• Exercise
Using the listing below, please gather every line containing the word "over".

• The data
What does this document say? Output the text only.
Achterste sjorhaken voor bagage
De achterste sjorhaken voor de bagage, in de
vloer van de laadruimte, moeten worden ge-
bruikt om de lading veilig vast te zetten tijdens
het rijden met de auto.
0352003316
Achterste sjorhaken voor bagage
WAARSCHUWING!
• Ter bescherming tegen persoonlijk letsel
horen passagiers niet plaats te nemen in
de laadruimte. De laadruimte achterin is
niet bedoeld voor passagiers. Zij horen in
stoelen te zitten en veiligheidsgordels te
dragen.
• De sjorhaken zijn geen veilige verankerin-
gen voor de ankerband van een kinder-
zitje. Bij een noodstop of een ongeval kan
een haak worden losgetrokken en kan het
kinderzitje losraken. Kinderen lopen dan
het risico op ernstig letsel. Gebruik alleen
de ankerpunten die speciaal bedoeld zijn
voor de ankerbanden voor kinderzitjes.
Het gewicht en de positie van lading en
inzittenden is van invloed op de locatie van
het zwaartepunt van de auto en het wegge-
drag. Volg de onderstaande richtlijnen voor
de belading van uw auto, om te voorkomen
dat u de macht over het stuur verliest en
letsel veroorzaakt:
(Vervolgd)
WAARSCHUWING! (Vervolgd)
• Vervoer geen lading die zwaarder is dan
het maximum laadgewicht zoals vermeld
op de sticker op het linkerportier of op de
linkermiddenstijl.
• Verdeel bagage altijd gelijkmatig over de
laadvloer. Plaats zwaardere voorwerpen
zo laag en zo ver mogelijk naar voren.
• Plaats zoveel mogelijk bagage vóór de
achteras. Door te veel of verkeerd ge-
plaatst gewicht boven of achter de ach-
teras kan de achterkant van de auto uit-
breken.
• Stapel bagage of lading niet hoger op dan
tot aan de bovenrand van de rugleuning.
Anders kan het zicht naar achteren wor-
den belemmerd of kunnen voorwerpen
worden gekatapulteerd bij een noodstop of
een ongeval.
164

• Exercise solution
dat u de macht over het stuur verliest en
• Verdeel bagage altijd gelijkmatig over de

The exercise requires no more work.